— start of Data for processing —
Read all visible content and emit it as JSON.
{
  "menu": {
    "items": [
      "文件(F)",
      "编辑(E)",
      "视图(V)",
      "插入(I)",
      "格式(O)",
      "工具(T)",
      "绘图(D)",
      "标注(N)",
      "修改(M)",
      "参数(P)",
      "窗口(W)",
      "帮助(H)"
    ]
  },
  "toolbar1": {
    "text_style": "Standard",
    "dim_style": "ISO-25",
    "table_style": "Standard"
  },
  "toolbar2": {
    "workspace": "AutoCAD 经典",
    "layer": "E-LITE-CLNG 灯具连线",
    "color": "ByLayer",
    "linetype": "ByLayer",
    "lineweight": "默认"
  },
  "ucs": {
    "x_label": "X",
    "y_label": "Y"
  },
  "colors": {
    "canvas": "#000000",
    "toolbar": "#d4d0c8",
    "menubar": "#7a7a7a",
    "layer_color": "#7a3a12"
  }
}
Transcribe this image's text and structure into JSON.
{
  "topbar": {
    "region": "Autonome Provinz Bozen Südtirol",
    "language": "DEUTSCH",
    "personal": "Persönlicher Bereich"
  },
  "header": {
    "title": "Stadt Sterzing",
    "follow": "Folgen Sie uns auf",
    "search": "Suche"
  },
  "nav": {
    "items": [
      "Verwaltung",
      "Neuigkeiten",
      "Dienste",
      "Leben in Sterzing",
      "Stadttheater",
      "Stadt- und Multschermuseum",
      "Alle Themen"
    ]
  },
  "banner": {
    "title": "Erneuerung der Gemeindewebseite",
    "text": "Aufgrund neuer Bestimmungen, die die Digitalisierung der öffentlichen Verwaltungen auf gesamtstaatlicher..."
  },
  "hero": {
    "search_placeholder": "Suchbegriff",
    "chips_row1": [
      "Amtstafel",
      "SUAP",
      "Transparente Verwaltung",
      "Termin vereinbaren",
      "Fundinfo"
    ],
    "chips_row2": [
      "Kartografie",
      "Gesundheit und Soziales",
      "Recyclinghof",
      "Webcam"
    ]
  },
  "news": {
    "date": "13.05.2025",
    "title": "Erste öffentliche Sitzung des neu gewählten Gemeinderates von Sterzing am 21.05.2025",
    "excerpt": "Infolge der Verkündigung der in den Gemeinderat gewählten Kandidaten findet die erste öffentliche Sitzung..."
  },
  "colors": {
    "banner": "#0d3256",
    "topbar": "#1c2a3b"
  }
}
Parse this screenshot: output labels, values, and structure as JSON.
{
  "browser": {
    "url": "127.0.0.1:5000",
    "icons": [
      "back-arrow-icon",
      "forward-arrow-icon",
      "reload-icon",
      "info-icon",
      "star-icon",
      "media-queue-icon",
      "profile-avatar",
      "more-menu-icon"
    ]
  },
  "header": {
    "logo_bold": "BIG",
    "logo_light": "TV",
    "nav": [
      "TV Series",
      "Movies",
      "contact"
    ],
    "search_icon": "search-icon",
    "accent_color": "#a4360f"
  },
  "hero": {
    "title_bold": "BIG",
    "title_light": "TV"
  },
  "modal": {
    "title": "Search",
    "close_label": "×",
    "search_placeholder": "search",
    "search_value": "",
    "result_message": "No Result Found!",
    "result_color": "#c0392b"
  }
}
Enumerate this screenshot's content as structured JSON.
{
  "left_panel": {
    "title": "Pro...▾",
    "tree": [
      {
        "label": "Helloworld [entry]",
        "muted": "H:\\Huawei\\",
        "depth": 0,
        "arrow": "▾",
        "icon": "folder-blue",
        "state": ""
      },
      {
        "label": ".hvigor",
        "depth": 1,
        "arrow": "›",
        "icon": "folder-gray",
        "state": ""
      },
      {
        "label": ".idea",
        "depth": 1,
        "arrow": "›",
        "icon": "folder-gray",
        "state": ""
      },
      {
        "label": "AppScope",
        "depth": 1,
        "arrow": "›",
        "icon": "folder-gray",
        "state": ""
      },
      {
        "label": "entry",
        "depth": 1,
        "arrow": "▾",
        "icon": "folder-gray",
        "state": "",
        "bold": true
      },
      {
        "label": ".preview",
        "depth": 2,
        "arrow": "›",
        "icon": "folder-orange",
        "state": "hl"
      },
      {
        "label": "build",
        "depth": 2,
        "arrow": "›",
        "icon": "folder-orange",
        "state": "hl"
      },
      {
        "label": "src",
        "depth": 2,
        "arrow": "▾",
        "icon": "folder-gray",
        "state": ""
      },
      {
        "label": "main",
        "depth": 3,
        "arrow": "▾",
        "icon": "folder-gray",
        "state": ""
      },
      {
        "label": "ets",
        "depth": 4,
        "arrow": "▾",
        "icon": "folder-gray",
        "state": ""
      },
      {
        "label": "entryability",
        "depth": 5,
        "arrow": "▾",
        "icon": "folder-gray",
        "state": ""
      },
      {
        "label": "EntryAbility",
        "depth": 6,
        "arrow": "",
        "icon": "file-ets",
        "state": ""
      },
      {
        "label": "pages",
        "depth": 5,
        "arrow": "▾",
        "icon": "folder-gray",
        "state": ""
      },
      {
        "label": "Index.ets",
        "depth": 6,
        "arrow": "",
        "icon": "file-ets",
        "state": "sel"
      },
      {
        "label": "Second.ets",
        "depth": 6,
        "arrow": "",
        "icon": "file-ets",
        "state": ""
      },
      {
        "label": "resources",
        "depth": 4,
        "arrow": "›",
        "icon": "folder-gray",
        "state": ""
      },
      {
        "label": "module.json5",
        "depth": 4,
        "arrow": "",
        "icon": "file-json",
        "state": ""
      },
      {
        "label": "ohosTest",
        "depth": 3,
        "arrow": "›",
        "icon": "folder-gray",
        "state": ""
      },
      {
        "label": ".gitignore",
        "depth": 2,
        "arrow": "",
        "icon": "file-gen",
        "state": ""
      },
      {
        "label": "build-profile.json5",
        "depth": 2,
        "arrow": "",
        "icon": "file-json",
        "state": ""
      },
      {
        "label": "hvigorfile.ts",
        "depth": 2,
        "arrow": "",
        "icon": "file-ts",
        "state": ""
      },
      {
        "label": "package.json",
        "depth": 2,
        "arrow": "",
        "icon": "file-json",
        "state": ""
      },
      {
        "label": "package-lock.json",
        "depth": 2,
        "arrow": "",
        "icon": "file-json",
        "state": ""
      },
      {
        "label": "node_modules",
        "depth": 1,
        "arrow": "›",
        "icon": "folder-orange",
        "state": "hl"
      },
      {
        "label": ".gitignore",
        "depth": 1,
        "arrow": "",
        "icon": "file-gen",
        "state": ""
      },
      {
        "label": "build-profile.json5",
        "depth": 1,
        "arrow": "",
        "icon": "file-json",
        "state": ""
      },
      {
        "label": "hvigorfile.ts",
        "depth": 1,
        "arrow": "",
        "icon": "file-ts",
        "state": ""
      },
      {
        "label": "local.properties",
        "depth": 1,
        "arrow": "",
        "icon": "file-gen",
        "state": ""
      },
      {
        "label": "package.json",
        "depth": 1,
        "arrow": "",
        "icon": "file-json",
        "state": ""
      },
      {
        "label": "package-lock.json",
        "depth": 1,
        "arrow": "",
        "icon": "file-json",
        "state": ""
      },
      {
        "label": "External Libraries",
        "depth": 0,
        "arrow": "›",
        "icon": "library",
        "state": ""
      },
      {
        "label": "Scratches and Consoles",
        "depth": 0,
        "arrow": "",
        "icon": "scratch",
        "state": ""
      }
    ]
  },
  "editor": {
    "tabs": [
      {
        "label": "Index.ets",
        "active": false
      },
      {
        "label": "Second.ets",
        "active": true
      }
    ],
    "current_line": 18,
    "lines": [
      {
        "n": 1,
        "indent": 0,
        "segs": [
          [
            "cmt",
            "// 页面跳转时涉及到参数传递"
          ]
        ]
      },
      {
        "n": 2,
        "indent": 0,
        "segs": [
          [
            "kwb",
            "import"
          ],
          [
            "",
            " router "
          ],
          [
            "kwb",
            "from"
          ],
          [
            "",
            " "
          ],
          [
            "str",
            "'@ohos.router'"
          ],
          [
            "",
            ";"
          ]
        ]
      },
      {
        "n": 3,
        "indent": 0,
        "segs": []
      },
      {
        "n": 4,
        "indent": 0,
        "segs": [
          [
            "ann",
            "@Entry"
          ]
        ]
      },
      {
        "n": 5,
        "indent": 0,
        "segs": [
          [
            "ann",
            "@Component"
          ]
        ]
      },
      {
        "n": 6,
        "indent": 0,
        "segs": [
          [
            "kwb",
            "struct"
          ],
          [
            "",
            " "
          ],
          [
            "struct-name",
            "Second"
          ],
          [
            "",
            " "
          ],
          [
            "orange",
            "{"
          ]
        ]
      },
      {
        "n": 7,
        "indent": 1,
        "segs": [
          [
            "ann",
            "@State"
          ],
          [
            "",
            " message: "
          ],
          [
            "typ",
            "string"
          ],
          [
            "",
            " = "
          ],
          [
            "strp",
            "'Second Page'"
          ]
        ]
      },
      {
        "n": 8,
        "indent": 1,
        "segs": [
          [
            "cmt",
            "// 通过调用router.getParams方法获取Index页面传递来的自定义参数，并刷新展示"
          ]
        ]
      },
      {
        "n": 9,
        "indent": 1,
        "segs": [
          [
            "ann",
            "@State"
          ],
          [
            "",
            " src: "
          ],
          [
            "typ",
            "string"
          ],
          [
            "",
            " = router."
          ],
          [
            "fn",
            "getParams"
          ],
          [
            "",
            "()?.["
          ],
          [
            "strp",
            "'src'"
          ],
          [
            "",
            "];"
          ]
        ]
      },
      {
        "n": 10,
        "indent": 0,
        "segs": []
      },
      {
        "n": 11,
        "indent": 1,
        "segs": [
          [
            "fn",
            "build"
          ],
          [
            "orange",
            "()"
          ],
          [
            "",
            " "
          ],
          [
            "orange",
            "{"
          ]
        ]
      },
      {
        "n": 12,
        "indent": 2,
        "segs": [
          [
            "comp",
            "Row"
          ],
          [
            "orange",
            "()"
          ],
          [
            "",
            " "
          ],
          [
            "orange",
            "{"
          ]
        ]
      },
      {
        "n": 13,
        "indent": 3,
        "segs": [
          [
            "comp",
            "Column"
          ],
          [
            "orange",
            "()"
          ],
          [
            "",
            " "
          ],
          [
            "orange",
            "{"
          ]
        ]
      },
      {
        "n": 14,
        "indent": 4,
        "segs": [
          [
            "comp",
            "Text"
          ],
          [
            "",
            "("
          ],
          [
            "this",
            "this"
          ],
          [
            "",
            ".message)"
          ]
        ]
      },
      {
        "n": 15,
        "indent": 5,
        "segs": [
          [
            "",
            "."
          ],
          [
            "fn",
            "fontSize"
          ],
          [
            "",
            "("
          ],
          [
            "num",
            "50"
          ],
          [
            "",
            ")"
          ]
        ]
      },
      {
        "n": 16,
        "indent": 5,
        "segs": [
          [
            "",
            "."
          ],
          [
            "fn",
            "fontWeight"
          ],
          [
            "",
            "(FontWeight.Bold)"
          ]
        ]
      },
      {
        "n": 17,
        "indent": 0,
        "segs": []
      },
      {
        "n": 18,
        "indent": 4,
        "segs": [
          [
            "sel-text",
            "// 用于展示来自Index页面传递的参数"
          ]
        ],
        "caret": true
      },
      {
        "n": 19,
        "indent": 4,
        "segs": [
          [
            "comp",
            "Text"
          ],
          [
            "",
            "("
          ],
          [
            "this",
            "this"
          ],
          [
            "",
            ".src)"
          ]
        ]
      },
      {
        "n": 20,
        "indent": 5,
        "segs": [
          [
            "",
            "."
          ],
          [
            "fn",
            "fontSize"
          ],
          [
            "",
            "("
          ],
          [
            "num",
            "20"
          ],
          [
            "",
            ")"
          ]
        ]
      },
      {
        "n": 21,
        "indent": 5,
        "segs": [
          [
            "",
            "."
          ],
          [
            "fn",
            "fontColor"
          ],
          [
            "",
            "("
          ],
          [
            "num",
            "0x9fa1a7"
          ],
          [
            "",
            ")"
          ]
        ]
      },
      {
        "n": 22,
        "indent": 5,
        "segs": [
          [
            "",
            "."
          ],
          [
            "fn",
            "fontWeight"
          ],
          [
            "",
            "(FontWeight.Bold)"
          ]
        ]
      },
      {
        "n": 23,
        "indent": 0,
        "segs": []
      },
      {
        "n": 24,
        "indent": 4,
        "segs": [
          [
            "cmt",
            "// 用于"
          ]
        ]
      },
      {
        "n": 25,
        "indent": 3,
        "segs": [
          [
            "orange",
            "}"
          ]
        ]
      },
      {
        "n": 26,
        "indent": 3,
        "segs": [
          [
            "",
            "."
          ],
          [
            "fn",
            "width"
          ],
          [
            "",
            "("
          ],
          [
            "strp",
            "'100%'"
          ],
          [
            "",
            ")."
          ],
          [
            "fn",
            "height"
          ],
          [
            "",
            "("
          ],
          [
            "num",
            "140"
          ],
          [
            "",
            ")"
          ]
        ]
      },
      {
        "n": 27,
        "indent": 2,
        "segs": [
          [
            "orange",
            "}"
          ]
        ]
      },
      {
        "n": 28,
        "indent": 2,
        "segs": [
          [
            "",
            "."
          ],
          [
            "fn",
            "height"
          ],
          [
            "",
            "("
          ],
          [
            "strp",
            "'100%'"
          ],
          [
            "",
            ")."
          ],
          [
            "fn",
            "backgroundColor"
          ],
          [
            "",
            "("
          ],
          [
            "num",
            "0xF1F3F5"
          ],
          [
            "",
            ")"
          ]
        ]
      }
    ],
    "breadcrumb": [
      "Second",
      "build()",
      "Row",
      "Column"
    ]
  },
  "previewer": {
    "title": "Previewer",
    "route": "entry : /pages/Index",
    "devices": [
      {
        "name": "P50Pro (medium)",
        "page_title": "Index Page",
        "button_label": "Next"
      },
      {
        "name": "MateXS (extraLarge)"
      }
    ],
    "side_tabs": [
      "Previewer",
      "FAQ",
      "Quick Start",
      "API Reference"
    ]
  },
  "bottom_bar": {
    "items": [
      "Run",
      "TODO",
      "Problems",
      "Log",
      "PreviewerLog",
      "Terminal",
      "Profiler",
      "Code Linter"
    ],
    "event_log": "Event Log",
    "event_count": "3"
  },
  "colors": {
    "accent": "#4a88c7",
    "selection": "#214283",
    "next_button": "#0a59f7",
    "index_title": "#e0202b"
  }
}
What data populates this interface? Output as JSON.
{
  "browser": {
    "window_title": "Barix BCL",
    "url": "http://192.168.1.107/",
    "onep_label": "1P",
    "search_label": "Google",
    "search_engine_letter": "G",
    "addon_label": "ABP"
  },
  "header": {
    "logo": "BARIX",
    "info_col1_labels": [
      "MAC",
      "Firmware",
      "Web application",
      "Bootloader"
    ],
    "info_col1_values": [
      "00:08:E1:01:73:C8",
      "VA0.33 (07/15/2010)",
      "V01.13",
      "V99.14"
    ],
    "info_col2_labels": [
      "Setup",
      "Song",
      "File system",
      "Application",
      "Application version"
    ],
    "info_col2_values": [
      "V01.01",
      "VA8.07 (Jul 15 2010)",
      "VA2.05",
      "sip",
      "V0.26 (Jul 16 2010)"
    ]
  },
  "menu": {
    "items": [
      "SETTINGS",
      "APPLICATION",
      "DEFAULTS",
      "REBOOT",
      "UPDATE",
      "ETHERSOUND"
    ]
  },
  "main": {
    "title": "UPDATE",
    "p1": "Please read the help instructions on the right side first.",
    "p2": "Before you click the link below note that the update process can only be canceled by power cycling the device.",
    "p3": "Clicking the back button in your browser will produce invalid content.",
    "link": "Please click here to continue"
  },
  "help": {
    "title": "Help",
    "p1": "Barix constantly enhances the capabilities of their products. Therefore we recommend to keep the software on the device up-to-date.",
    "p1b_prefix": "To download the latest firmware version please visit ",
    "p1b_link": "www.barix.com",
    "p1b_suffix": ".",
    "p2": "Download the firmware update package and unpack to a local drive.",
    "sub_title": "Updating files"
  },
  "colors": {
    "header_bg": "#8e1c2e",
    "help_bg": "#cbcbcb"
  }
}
— end of Data for processing —
**Task to carry out:** Copy every line in the listing above where the string "Sitzung" turns up.

**Result of this task:**
    "title": "Erste öffentliche Sitzung des neu gewählten Gemeinderates von Sterzing am 21.05.2025",
    "excerpt": "Infolge der Verkündigung der in den Gemeinderat gewählten Kandidaten findet die erste öffentliche Sitzung..."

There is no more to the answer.